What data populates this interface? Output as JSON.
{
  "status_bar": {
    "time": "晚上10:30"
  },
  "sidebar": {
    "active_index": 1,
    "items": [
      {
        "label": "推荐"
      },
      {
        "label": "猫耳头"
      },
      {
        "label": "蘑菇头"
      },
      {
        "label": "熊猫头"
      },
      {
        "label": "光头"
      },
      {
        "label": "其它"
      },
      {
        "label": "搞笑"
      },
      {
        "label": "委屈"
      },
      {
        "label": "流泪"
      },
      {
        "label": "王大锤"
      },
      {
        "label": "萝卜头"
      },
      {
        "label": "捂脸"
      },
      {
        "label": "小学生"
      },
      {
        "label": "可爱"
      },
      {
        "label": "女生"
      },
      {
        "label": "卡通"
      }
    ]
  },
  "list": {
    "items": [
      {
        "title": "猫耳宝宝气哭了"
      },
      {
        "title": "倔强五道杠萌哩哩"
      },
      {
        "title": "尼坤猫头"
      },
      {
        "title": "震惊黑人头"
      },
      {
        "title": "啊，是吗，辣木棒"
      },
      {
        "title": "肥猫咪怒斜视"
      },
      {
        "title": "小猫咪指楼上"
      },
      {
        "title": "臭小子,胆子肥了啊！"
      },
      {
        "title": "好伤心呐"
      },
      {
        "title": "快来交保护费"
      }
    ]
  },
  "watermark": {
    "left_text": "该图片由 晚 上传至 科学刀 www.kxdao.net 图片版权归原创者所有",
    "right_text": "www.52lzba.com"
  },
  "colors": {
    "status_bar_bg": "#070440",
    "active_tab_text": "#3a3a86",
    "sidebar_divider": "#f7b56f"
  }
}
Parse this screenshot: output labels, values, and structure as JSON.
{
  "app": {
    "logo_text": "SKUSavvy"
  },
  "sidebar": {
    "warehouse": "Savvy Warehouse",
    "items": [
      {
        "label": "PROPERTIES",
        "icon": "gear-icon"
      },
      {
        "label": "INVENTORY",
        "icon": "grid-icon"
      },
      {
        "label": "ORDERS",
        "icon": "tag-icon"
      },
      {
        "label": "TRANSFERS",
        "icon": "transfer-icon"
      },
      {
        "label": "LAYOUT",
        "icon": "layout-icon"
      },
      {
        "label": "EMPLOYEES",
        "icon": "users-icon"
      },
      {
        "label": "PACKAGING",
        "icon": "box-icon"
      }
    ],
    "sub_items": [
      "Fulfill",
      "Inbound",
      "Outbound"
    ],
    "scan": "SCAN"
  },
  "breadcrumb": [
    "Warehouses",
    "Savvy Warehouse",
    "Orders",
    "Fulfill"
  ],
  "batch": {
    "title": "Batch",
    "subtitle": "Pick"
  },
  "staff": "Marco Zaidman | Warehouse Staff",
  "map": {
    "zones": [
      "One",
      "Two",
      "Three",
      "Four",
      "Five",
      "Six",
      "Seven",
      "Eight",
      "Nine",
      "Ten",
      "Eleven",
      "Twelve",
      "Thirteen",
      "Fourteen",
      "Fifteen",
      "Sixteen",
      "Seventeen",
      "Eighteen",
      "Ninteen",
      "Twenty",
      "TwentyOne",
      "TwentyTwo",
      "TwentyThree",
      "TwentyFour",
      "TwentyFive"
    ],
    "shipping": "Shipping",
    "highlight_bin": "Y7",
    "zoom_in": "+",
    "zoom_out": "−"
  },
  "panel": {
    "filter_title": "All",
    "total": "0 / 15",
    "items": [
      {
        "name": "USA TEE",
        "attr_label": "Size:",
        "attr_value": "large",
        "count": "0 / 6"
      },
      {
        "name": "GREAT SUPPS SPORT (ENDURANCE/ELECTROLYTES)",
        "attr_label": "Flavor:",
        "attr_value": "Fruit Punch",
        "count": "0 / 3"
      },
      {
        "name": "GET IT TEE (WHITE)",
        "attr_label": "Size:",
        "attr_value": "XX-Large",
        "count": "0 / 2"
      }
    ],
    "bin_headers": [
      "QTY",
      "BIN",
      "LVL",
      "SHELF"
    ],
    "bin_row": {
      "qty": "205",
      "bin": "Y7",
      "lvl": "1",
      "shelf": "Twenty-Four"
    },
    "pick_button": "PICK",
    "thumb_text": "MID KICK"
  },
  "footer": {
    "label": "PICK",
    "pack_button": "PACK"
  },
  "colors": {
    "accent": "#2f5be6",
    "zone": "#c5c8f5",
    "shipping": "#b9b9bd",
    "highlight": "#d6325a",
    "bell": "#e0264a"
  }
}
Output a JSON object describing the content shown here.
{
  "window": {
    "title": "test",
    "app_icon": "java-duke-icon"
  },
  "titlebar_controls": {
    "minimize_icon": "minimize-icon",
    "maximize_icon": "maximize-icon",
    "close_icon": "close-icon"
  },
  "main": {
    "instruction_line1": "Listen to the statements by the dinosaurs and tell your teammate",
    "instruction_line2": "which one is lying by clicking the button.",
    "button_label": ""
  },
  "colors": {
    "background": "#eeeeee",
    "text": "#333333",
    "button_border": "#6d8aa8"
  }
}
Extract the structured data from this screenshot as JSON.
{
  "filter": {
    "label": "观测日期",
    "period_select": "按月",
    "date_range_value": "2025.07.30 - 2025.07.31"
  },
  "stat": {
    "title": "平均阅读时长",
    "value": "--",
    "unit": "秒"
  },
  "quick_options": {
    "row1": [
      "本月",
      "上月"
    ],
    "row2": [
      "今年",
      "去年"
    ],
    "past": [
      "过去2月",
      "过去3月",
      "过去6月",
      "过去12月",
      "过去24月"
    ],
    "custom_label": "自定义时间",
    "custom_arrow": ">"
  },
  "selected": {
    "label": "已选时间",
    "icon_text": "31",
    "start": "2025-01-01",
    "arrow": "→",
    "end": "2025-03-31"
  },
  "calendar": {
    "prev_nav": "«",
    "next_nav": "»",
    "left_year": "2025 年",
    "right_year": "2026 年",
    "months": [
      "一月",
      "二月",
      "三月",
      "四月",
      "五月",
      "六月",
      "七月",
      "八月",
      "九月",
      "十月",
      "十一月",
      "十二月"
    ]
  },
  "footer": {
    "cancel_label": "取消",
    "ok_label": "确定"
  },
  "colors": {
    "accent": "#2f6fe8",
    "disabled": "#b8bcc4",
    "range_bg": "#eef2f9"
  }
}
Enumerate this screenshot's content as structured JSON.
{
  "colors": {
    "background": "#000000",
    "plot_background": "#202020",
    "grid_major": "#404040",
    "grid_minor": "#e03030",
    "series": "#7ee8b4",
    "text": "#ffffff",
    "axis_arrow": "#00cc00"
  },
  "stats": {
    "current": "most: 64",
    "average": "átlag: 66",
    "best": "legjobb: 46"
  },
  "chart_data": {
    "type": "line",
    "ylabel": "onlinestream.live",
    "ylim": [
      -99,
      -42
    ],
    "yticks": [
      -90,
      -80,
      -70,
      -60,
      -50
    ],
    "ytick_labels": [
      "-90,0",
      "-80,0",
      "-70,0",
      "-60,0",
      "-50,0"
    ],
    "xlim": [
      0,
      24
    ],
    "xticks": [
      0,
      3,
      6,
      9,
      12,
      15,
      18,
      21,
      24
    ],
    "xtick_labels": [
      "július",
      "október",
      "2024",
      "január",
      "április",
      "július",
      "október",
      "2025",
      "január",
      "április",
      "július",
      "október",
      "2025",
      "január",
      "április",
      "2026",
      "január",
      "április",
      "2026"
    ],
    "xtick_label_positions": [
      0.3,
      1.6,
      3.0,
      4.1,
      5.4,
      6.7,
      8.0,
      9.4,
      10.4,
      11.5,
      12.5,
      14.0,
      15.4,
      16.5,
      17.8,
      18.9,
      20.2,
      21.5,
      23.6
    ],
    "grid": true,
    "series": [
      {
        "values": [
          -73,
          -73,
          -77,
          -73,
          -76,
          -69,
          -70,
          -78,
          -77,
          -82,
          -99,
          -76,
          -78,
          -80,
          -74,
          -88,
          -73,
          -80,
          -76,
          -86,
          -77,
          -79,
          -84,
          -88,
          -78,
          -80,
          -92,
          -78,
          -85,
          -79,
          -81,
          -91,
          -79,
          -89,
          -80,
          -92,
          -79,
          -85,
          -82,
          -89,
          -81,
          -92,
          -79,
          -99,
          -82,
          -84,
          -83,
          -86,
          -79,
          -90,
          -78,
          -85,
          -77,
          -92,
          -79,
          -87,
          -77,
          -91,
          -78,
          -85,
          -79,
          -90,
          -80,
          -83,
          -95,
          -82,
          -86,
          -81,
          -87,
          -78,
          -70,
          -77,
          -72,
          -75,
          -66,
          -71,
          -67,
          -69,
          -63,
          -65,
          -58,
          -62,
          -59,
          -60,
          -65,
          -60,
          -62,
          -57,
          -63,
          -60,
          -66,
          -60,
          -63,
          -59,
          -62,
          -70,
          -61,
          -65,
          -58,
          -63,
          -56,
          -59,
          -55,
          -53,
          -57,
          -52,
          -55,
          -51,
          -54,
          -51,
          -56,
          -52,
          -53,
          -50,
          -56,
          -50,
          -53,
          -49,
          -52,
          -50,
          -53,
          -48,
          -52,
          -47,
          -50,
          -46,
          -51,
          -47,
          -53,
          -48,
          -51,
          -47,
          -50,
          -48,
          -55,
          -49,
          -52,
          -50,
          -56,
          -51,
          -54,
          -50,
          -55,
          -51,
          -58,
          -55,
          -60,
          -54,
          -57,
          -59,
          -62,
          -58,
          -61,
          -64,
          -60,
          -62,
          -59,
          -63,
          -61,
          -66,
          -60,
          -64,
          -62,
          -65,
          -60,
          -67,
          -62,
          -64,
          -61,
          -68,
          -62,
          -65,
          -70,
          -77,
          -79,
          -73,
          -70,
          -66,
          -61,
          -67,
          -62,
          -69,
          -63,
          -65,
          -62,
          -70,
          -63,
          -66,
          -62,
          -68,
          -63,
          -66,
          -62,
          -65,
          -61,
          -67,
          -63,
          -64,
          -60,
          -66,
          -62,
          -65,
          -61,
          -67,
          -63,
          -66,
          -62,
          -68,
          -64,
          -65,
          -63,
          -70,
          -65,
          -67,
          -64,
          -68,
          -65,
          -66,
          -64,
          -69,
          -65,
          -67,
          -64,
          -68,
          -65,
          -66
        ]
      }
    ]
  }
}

Problem details: Return each line in the records that holds the string "JSON".

Exercise result:
What data populates this interface? Output as JSON.
Parse this screenshot: output labels, values, and structure as JSON.
Output a JSON object describing the content shown here.
Extract the structured data from this screenshot as JSON.
Enumerate this screenshot's content as structured JSON.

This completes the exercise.